Excerpted passage:
--------------------------------------------------

We agree with the district court that there was no procedural error here. It was plaintiff's burden to arrange for the attendance of any witnesses he wished to testify. See Cohen v. Ryder, 258 F.Supp. 693 (E.D.Pa. 1966), aff'd on opinion below, 373 F.2d 530 (3d Cir. 1967). At no time prior to or during the hearing did plaintiff indicate he desired Sullivan to be put on the stand in aid of his case. At the close of the hearing, when plaintiff's counsel was informed that Sullivan had left and would not be called he simply noted for the record that Sullivan had been present but did not testify. He did not request a continuance of the hearing to afford him a chance to arrange for Sullivan's attendance. See Cohen v. Ryder, supra. Plaintiff was not denied the opportunity to introduce evidence or to cross-examine witnesses.
Plaintiff next contends that 5 C.F.R. § 722.305(c) (1), which specifically denies the Civil Service Commission the authority to subpoena witnesses in connection with a hearing in these cases, is ultra vires and violates due process. The short answer to this claim is that this circuit has already approved this regulation. Cohen v. Ryder, supra.
Under the regulations each party must make his own arrangements for the attendance of witnesses. But had plaintiff requested the agency to produce its employees as witnesses, it would have to comply under certain circumstances. 5 C.F.R. § 772.305(c) (2). "There is nothing unfair in such a procedure." Cohen v. Ryder, supra. No case has been cited holding that this lack of subpoena power denies due process, and we have found none.
Plaintiff next asserts he was denied due process because no hearing was ever held on the issue of political discrimination. More facts are necessary for an evaluation of this claim.
On August 23 and 26, 1966, plaintiff submitted affidavits to the Philadelphia Region asserting his discharge was due to political discrimination, and the agency submitted a counter affidavit on September 15, 1966. Under the regulations action taken against an employee such as plaintiff for political reasons cannot be considered such cause as will promote the efficiency of the service. 5 C.F.R. § 752.104(b). Plaintiff in his brief states that "After submission of these affidavits the administrative adjudicatory proceedings began, and plaintiff has never been granted a subsequent opportunity to present evidence on this issue, despite his many attempts to do so."

--------------------------------------------------

[Annotated region listings]
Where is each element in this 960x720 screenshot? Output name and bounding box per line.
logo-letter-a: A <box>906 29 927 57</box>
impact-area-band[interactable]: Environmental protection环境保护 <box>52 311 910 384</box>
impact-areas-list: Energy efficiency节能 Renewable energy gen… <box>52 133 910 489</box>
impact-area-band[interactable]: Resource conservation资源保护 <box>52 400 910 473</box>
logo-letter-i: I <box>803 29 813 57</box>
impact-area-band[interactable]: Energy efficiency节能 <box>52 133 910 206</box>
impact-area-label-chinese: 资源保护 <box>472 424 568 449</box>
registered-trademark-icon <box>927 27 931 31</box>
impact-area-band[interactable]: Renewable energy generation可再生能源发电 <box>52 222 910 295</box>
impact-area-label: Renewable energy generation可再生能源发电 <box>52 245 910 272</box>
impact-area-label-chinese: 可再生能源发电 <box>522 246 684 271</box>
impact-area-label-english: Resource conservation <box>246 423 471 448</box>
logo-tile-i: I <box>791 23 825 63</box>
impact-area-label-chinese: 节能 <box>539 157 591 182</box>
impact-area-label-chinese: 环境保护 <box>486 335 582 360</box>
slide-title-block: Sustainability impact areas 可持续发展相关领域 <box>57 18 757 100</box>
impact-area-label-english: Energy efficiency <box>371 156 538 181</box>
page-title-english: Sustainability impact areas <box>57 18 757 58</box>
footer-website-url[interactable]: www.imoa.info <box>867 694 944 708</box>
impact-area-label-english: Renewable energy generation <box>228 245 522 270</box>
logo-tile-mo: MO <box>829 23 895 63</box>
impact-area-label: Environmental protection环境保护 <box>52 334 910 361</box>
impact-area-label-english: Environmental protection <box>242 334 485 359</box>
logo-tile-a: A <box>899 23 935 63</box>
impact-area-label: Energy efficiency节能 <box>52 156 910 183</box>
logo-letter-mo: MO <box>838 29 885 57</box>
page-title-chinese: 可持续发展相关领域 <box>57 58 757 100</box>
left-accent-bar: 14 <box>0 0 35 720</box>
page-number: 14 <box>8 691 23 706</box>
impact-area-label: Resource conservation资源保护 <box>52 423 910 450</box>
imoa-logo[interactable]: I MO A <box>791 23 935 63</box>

--------------------------------------------------

Problems and tasks:
**1.** Reproduce the part of the court opinion excerpt from "Plaintiff next asserts" to "of this claim." word for word.
**2.** Decide whether each statement agrees with the court opinion excerpt, answering yes or no and quoting the words from the opinion that settle it: (a) Plaintiff asked for a continuance of the hearing so he could arrange for Sullivan's attendance. (b) The circuit has already approved the regulation that denies the Civil Service Commission subpoena power. (c) The agency submitted a counter affidavit on September 15, 1966.
**3.** Continue the court opinion excerpt, picking up right after its final sentence.

Outputs for the tasks:
**1.**
Plaintiff next asserts he was denied due process because no hearing was ever held on the issue of political discrimination. More facts are necessary for an evaluation of this claim.

**2.**
(a) No: "He did not request a continuance of the hearing to afford him a chance to arrange for Sullivan's attendance."
(b) Yes: "this circuit has already approved this regulation."
(c) Yes: "the agency submitted a counter affidavit on September 15, 1966."

**3.**
Plaintiff did not attempt to introduce any evidence on the issue of political discrimination at the Philadelphia Region hearing on November 30, 1966, and the record contains no ruling of the hearing examiner excluding such evidence. The next item in the record regarding this issue is a decision of the United States Civil Service Commission, which in a short opinion dated April 11, 1967, noted that "the Commission, upon full consideration of all matters of record," found that the evidence failed to support plaintiff's contentions of political discrimination. The opinion further notes that "Upon making this finding the Commission returned the file to our Philadelphia Regional Office for a decision on the basis of merit."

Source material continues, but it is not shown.